— START OF INFORMATION PROVIDED —

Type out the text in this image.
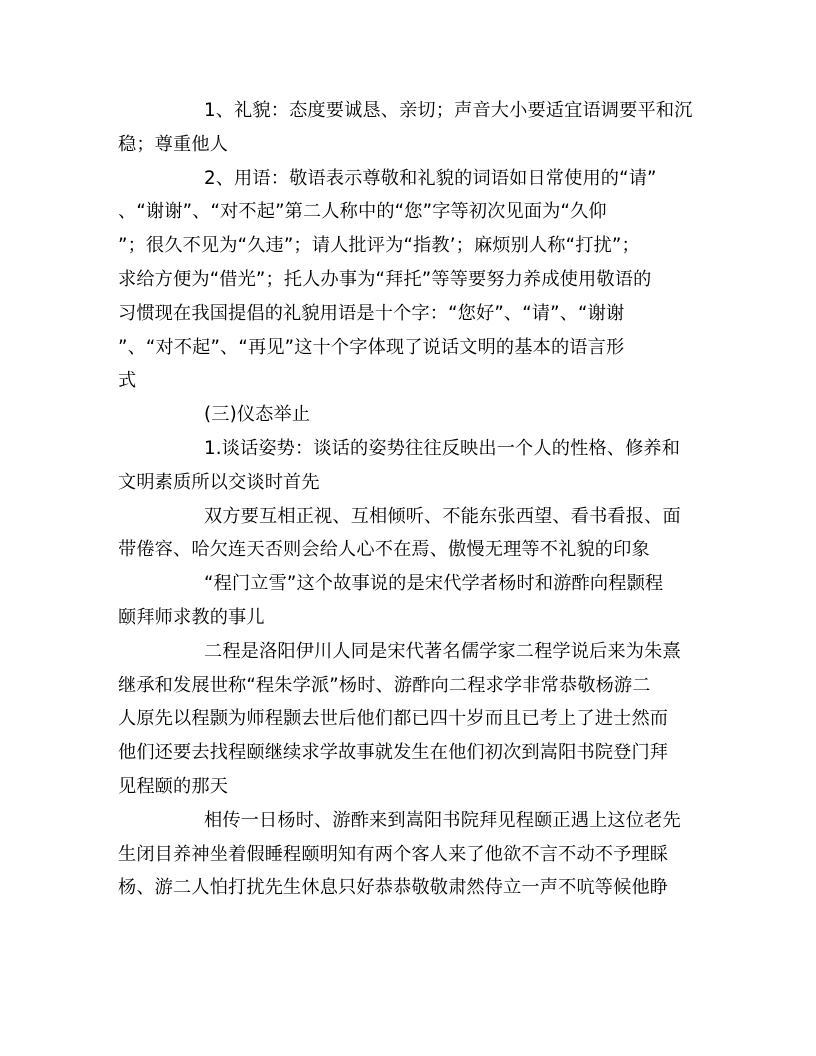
1、礼貌：态度要诚恳、亲切；声音大小要适宜语调要平和沉
稳；尊重他人
2、用语：敬语表示尊敬和礼貌的词语如日常使用的“请”
、“谢谢”、“对不起”第二人称中的“您”字等初次见面为“久仰
”；很久不见为“久违”；请人批评为“指教’；麻烦别人称“打扰”；
求给方便为“借光”；托人办事为“拜托”等等要努力养成使用敬语的
习惯现在我国提倡的礼貌用语是十个字：“您好”、“请”、“谢谢
”、“对不起”、“再见”这十个字体现了说话文明的基本的语言形
式
(三)仪态举止
1.谈话姿势：谈话的姿势往往反映出一个人的性格、修养和
文明素质所以交谈时首先
双方要互相正视、互相倾听、不能东张西望、看书看报、面
带倦容、哈欠连天否则会给人心不在焉、傲慢无理等不礼貌的印象
“程门立雪”这个故事说的是宋代学者杨时和游酢向程颢程
颐拜师求教的事儿
二程是洛阳伊川人同是宋代著名儒学家二程学说后来为朱熹
继承和发展世称“程朱学派”杨时、游酢向二程求学非常恭敬杨游二
人原先以程颢为师程颢去世后他们都已四十岁而且已考上了进士然而
他们还要去找程颐继续求学故事就发生在他们初次到嵩阳书院登门拜
见程颐的那天
相传一日杨时、游酢来到嵩阳书院拜见程颐正遇上这位老先
生闭目养神坐着假睡程颐明知有两个客人来了他欲不言不动不予理睬
杨、游二人怕打扰先生休息只好恭恭敬敬肃然侍立一声不吭等候他睁
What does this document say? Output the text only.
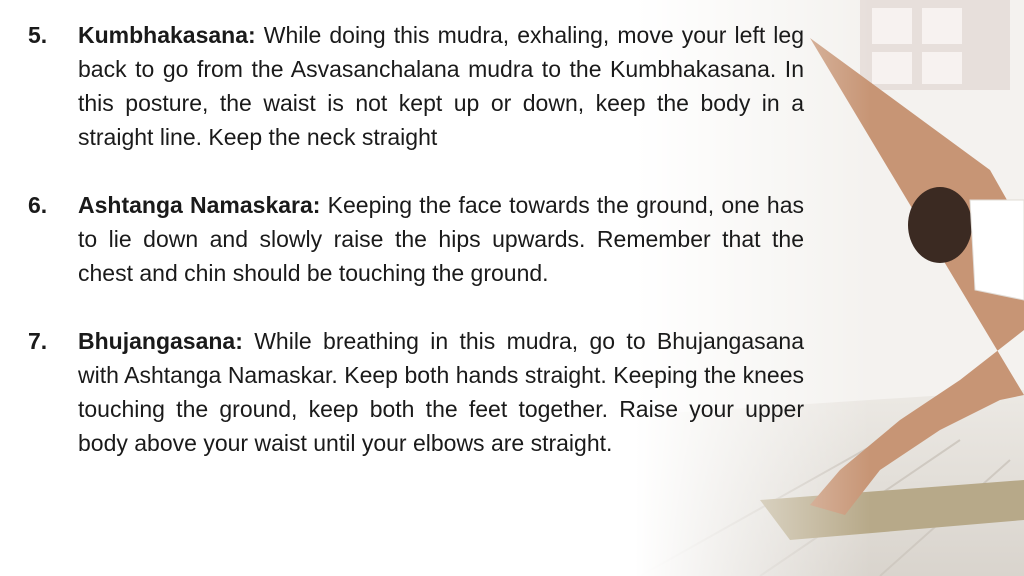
5.	Kumbhakasana: While doing this mudra, exhaling, move your left leg back to go from the Asvasanchalana mudra to the Kumbhakasana. In this posture, the waist is not kept up or down, keep the body in a straight line. Keep the neck straight
6.	Ashtanga Namaskara: Keeping the face towards the ground, one has to lie down and slowly raise the hips upwards. Remember that the chest and chin should be touching the ground.
7.	Bhujangasana: While breathing in this mudra, go to Bhujangasana with Ashtanga Namaskar. Keep both hands straight. Keeping the knees touching the ground, keep both the feet together. Raise your upper body above your waist until your elbows are straight.
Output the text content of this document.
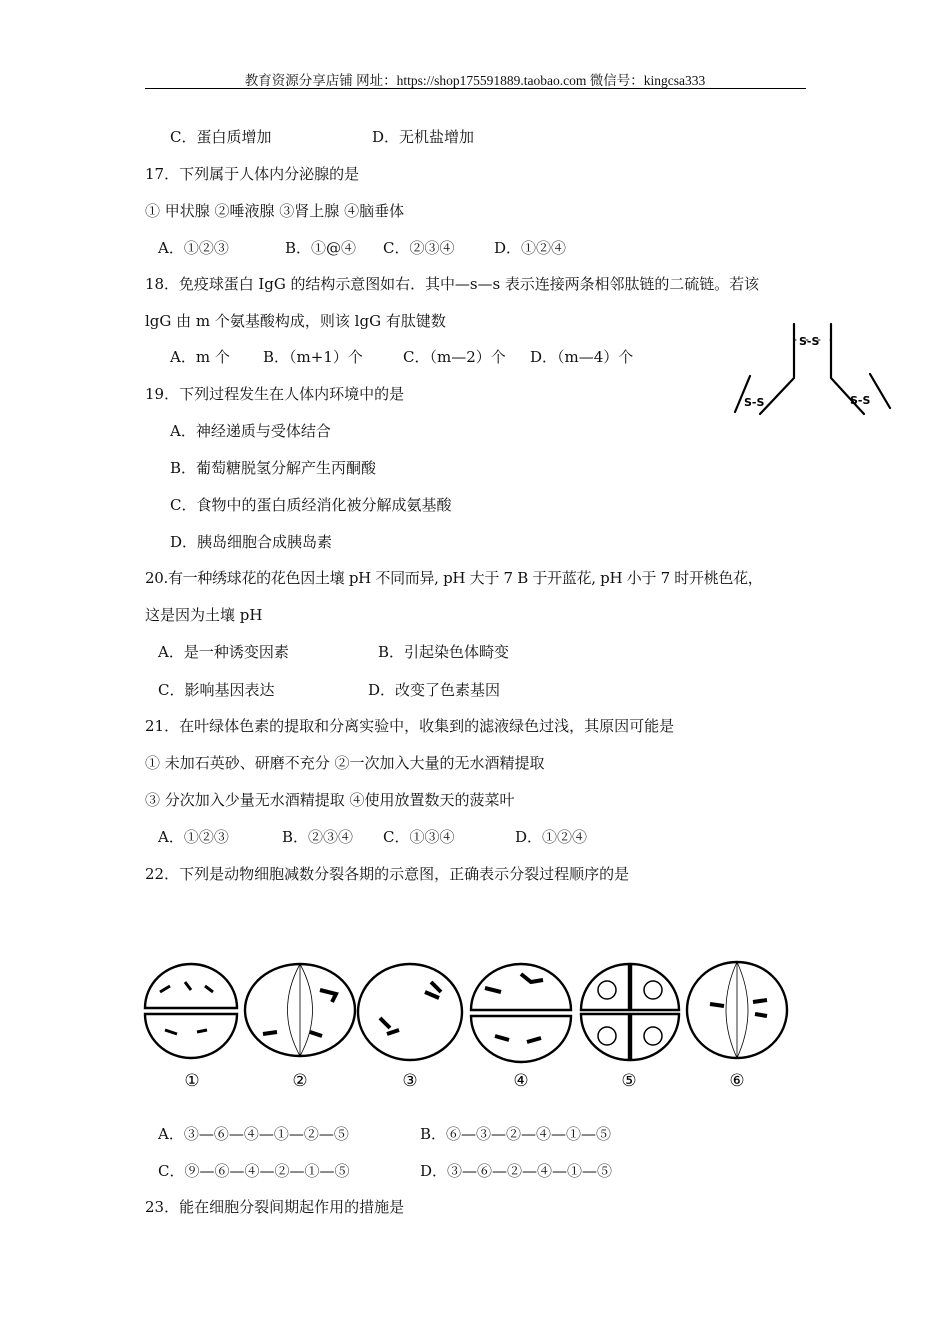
教育资源分享店铺 网址：https://shop175591889.taobao.com 微信号：kingcsa333
C．蛋白质增加	D．无机盐增加
17．下列属于人体内分泌腺的是
① 甲状腺 ②唾液腺 ③肾上腺 ④脑垂体
A．①②③	B．①@④ C．②③④	D．①②④
18．免疫球蛋白 IgG 的结构示意图如右．其中—s—s 表示连接两条相邻肽链的二硫链。若该
lgG 由 m 个氨基酸构成，则该 lgG 有肽键数
A．m 个 B．（m+1）个	C．（m—2）个 D．（m—4）个
S-S
S-S	S-S
19．下列过程发生在人体内环境中的是
A．神经递质与受体结合
B．葡萄糖脱氢分解产生丙酮酸
C．食物中的蛋白质经消化被分解成氨基酸
D．胰岛细胞合成胰岛素
20.有一种绣球花的花色因土壤 pH 不同而异, pH 大于 7 B 于开蓝花, pH 小于 7 时开桃色花，
这是因为土壤 pH
A．是一种诱变因素	B．引起染色体畸变
C．影响基因表达	D．改变了色素基因
21．在叶绿体色素的提取和分离实验中，收集到的滤液绿色过浅，其原因可能是
① 未加石英砂、研磨不充分 ②一次加入大量的无水酒精提取
③ 分次加入少量无水酒精提取 ④使用放置数天的菠菜叶
A．①②③	B．②③④ C．①③④	D．①②④
22．下列是动物细胞减数分裂各期的示意图，正确表示分裂过程顺序的是
①	②	③	④	⑤	⑥
A．③—⑥—④—①—②—⑤	B．⑥—③—②—④—①—⑤
C．⑨—⑥—④—②—①—⑤	D．③—⑥—②—④—①—⑤
23．能在细胞分裂间期起作用的措施是
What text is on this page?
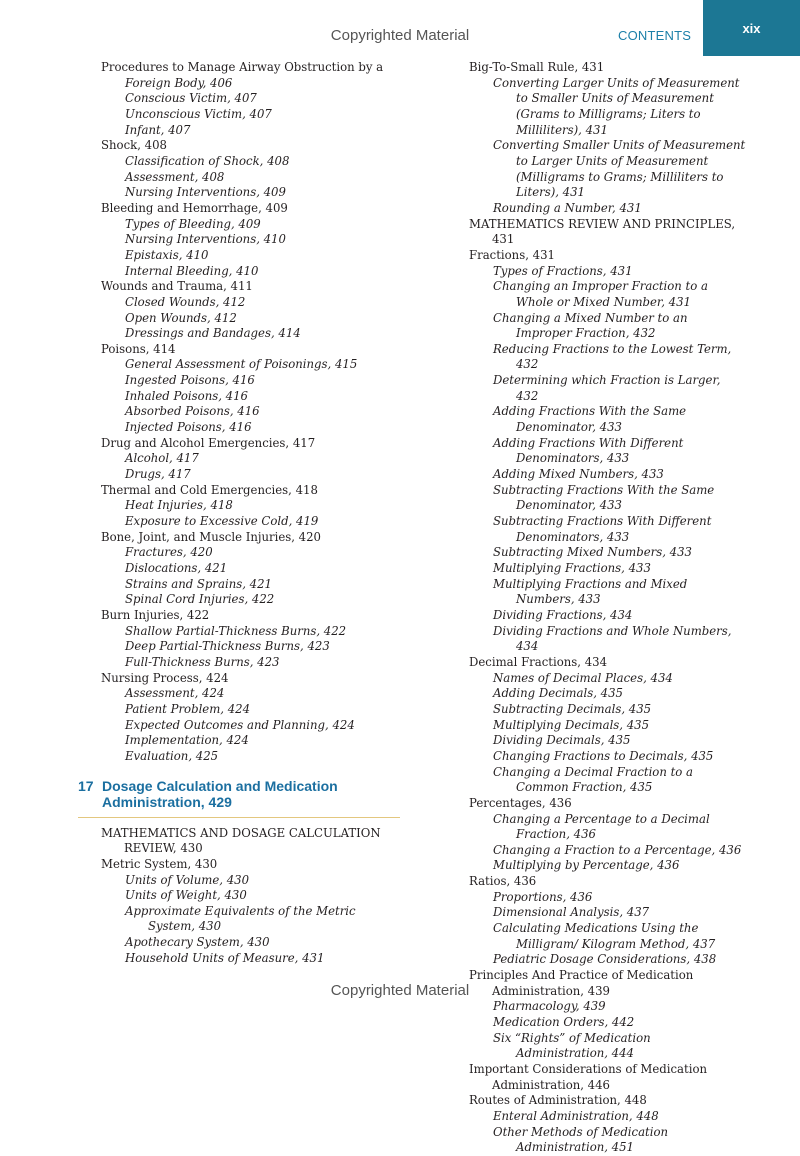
Copyrighted Material	CONTENTS	xix
Procedures to Manage Airway Obstruction by a
Foreign Body, 406
Conscious Victim, 407
Unconscious Victim, 407
Infant, 407
Shock, 408
Classification of Shock, 408
Assessment, 408
Nursing Interventions, 409
Bleeding and Hemorrhage, 409
Types of Bleeding, 409
Nursing Interventions, 410
Epistaxis, 410
Internal Bleeding, 410
Wounds and Trauma, 411
Closed Wounds, 412
Open Wounds, 412
Dressings and Bandages, 414
Poisons, 414
General Assessment of Poisonings, 415
Ingested Poisons, 416
Inhaled Poisons, 416
Absorbed Poisons, 416
Injected Poisons, 416
Drug and Alcohol Emergencies, 417
Alcohol, 417
Drugs, 417
Thermal and Cold Emergencies, 418
Heat Injuries, 418
Exposure to Excessive Cold, 419
Bone, Joint, and Muscle Injuries, 420
Fractures, 420
Dislocations, 421
Strains and Sprains, 421
Spinal Cord Injuries, 422
Burn Injuries, 422
Shallow Partial-Thickness Burns, 422
Deep Partial-Thickness Burns, 423
Full-Thickness Burns, 423
Nursing Process, 424
Assessment, 424
Patient Problem, 424
Expected Outcomes and Planning, 424
Implementation, 424
Evaluation, 425
17 Dosage Calculation and Medication
Administration, 429
MATHEMATICS AND DOSAGE CALCULATION REVIEW, 430
Metric System, 430
Units of Volume, 430
Units of Weight, 430
Approximate Equivalents of the Metric System, 430
Apothecary System, 430
Household Units of Measure, 431
Big-To-Small Rule, 431
Converting Larger Units of Measurement to Smaller Units of Measurement (Grams to Milligrams; Liters to Milliliters), 431
Converting Smaller Units of Measurement to Larger Units of Measurement (Milligrams to Grams; Milliliters to Liters), 431
Rounding a Number, 431
MATHEMATICS REVIEW AND PRINCIPLES, 431
Fractions, 431
Types of Fractions, 431
Changing an Improper Fraction to a Whole or Mixed Number, 431
Changing a Mixed Number to an Improper Fraction, 432
Reducing Fractions to the Lowest Term, 432
Determining which Fraction is Larger, 432
Adding Fractions With the Same Denominator, 433
Adding Fractions With Different Denominators, 433
Adding Mixed Numbers, 433
Subtracting Fractions With the Same Denominator, 433
Subtracting Fractions With Different Denominators, 433
Subtracting Mixed Numbers, 433
Multiplying Fractions, 433
Multiplying Fractions and Mixed Numbers, 433
Dividing Fractions, 434
Dividing Fractions and Whole Numbers, 434
Decimal Fractions, 434
Names of Decimal Places, 434
Adding Decimals, 435
Subtracting Decimals, 435
Multiplying Decimals, 435
Dividing Decimals, 435
Changing Fractions to Decimals, 435
Changing a Decimal Fraction to a Common Fraction, 435
Percentages, 436
Changing a Percentage to a Decimal Fraction, 436
Changing a Fraction to a Percentage, 436
Multiplying by Percentage, 436
Ratios, 436
Proportions, 436
Dimensional Analysis, 437
Calculating Medications Using the Milligram/ Kilogram Method, 437
Pediatric Dosage Considerations, 438
Principles And Practice of Medication Administration, 439
Pharmacology, 439
Medication Orders, 442
Six “Rights” of Medication Administration, 444
Important Considerations of Medication Administration, 446
Routes of Administration, 448
Enteral Administration, 448
Other Methods of Medication Administration, 451
Copyrighted Material
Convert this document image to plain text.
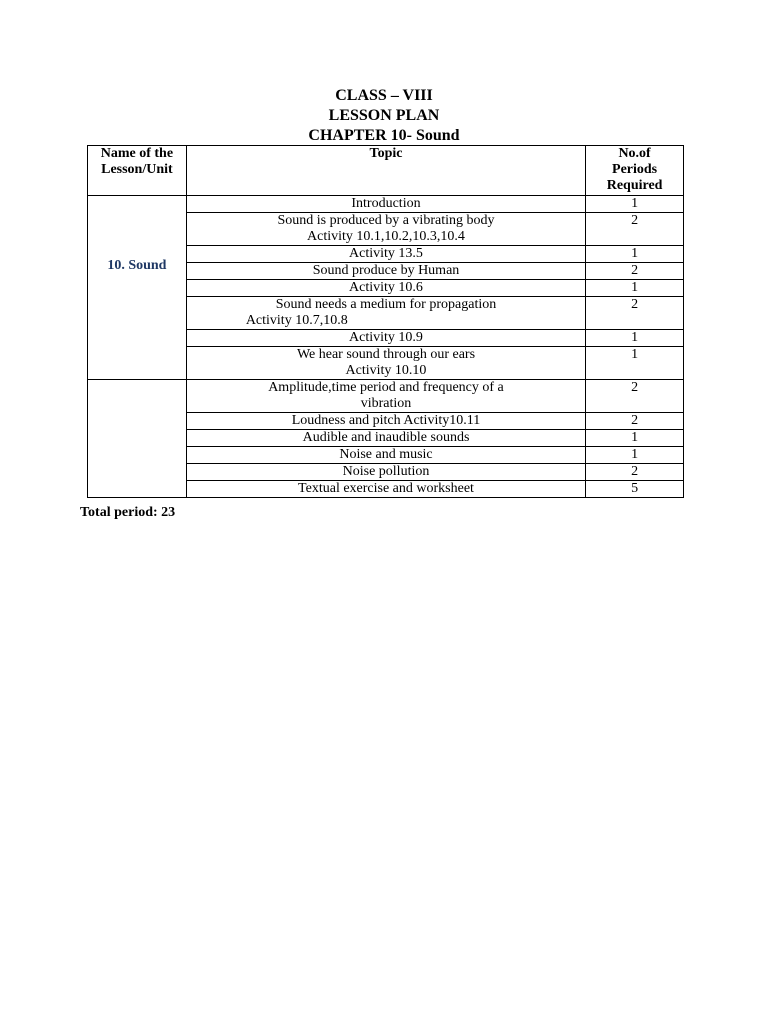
CLASS – VIII
LESSON PLAN
CHAPTER 10- Sound
Name of the
Lesson/Unit	Topic	No.of
Periods
Required

10. Sound	Introduction	1

	Sound is produced by a vibrating body
Activity 10.1,10.2,10.3,10.4	2
	Activity 13.5	1
	Sound produce by Human	2
	Activity 10.6	1

	Sound needs a medium for propagation
Activity 10.7,10.8	2
	Activity 10.9	1

	We hear sound through our ears
Activity 10.10	1

	Amplitude,time period and frequency of a
vibration	2
	Loudness and pitch Activity10.11	2
	Audible and inaudible sounds	1
	Noise and music	1
	Noise pollution	2
	Textual exercise and worksheet	5
Total period: 23
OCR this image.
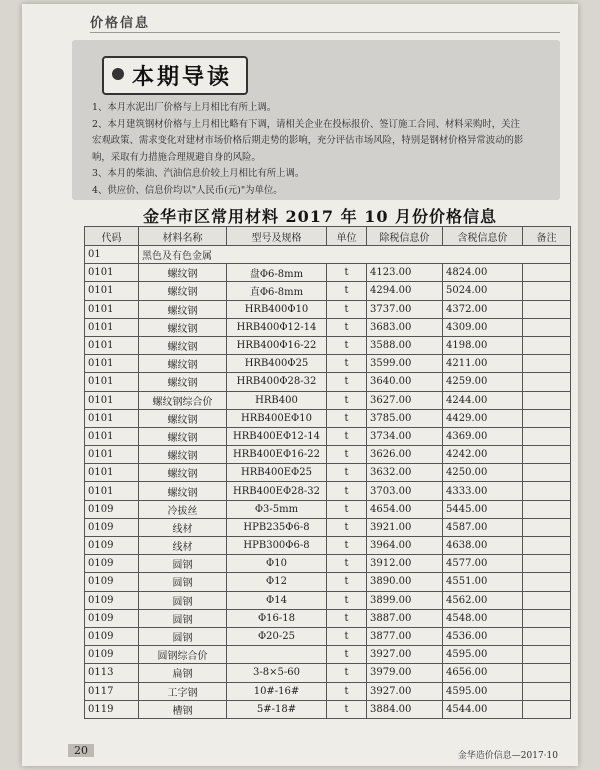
价格信息
本期导读
1、本月水泥出厂价格与上月相比有所上调。
2、本月建筑钢材价格与上月相比略有下调，请相关企业在投标报价、签订施工合同、材料采购时，关注
宏观政策、需求变化对建材市场价格后期走势的影响，充分评估市场风险，特别是钢材价格异常波动的影
响，采取有力措施合理规避自身的风险。
3、本月的柴油、汽油信息价较上月相比有所上调。
4、供应价、信息价均以"人民币(元)"为单位。
金华市区常用材料 2017 年 10 月份价格信息
代码	材料名称	型号及规格	单位	除税信息价	含税信息价	备注
01	黑色及有色金属					
0101	螺纹钢	盘Φ6-8mm	t	4123.00	4824.00	
0101	螺纹钢	直Φ6-8mm	t	4294.00	5024.00	
0101	螺纹钢	HRB400Φ10	t	3737.00	4372.00	
0101	螺纹钢	HRB400Φ12-14	t	3683.00	4309.00	
0101	螺纹钢	HRB400Φ16-22	t	3588.00	4198.00	
0101	螺纹钢	HRB400Φ25	t	3599.00	4211.00	
0101	螺纹钢	HRB400Φ28-32	t	3640.00	4259.00	
0101	螺纹钢综合价	HRB400	t	3627.00	4244.00	
0101	螺纹钢	HRB400EΦ10	t	3785.00	4429.00	
0101	螺纹钢	HRB400EΦ12-14	t	3734.00	4369.00	
0101	螺纹钢	HRB400EΦ16-22	t	3626.00	4242.00	
0101	螺纹钢	HRB400EΦ25	t	3632.00	4250.00	
0101	螺纹钢	HRB400EΦ28-32	t	3703.00	4333.00	
0109	冷拔丝	Φ3-5mm	t	4654.00	5445.00	
0109	线材	HPB235Φ6-8	t	3921.00	4587.00	
0109	线材	HPB300Φ6-8	t	3964.00	4638.00	
0109	圆钢	Φ10	t	3912.00	4577.00	
0109	圆钢	Φ12	t	3890.00	4551.00	
0109	圆钢	Φ14	t	3899.00	4562.00	
0109	圆钢	Φ16-18	t	3887.00	4548.00	
0109	圆钢	Φ20-25	t	3877.00	4536.00	
0109	圆钢综合价		t	3927.00	4595.00	
0113	扁钢	3-8×5-60	t	3979.00	4656.00	
0117	工字钢	10#-16#	t	3927.00	4595.00	
0119	槽钢	5#-18#	t	3884.00	4544.00	
20	金华造价信息—2017·10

— END OF INFORMATION PROVIDED —

**TASK BRIEF:** Beginning at the line with "Convert this document image to plain text." and ending at the last line of the listing above, retype each line exactly, including those two lines. Leave the pictures out.

**TASK RESULT:**
Convert this document image to plain text.
CLASS – VIII
LESSON PLAN
CHAPTER 10- Sound
Name of the
Lesson/Unit	Topic	No.of
Periods
Required

10. Sound	Introduction	1

	Sound is produced by a vibrating body
Activity 10.1,10.2,10.3,10.4	2
	Activity 13.5	1
	Sound produce by Human	2
	Activity 10.6	1

	Sound needs a medium for propagation
Activity 10.7,10.8	2
	Activity 10.9	1

	We hear sound through our ears
Activity 10.10	1

	Amplitude,time period and frequency of a
vibration	2
	Loudness and pitch Activity10.11	2
	Audible and inaudible sounds	1
	Noise and music	1
	Noise pollution	2
	Textual exercise and worksheet	5
Total period: 23
OCR this image.
价格信息
本期导读
1、本月水泥出厂价格与上月相比有所上调。
2、本月建筑钢材价格与上月相比略有下调，请相关企业在投标报价、签订施工合同、材料采购时，关注
宏观政策、需求变化对建材市场价格后期走势的影响，充分评估市场风险，特别是钢材价格异常波动的影
响，采取有力措施合理规避自身的风险。
3、本月的柴油、汽油信息价较上月相比有所上调。
4、供应价、信息价均以"人民币(元)"为单位。
金华市区常用材料 2017 年 10 月份价格信息
代码	材料名称	型号及规格	单位	除税信息价	含税信息价	备注
01	黑色及有色金属					
0101	螺纹钢	盘Φ6-8mm	t	4123.00	4824.00	
0101	螺纹钢	直Φ6-8mm	t	4294.00	5024.00	
0101	螺纹钢	HRB400Φ10	t	3737.00	4372.00	
0101	螺纹钢	HRB400Φ12-14	t	3683.00	4309.00	
0101	螺纹钢	HRB400Φ16-22	t	3588.00	4198.00	
0101	螺纹钢	HRB400Φ25	t	3599.00	4211.00	
0101	螺纹钢	HRB400Φ28-32	t	3640.00	4259.00	
0101	螺纹钢综合价	HRB400	t	3627.00	4244.00	
0101	螺纹钢	HRB400EΦ10	t	3785.00	4429.00	
0101	螺纹钢	HRB400EΦ12-14	t	3734.00	4369.00	
0101	螺纹钢	HRB400EΦ16-22	t	3626.00	4242.00	
0101	螺纹钢	HRB400EΦ25	t	3632.00	4250.00	
0101	螺纹钢	HRB400EΦ28-32	t	3703.00	4333.00	
0109	冷拔丝	Φ3-5mm	t	4654.00	5445.00	
0109	线材	HPB235Φ6-8	t	3921.00	4587.00	
0109	线材	HPB300Φ6-8	t	3964.00	4638.00	
0109	圆钢	Φ10	t	3912.00	4577.00	
0109	圆钢	Φ12	t	3890.00	4551.00	
0109	圆钢	Φ14	t	3899.00	4562.00	
0109	圆钢	Φ16-18	t	3887.00	4548.00	
0109	圆钢	Φ20-25	t	3877.00	4536.00	
0109	圆钢综合价		t	3927.00	4595.00	
0113	扁钢	3-8×5-60	t	3979.00	4656.00	
0117	工字钢	10#-16#	t	3927.00	4595.00	
0119	槽钢	5#-18#	t	3884.00	4544.00	
20	金华造价信息—2017·10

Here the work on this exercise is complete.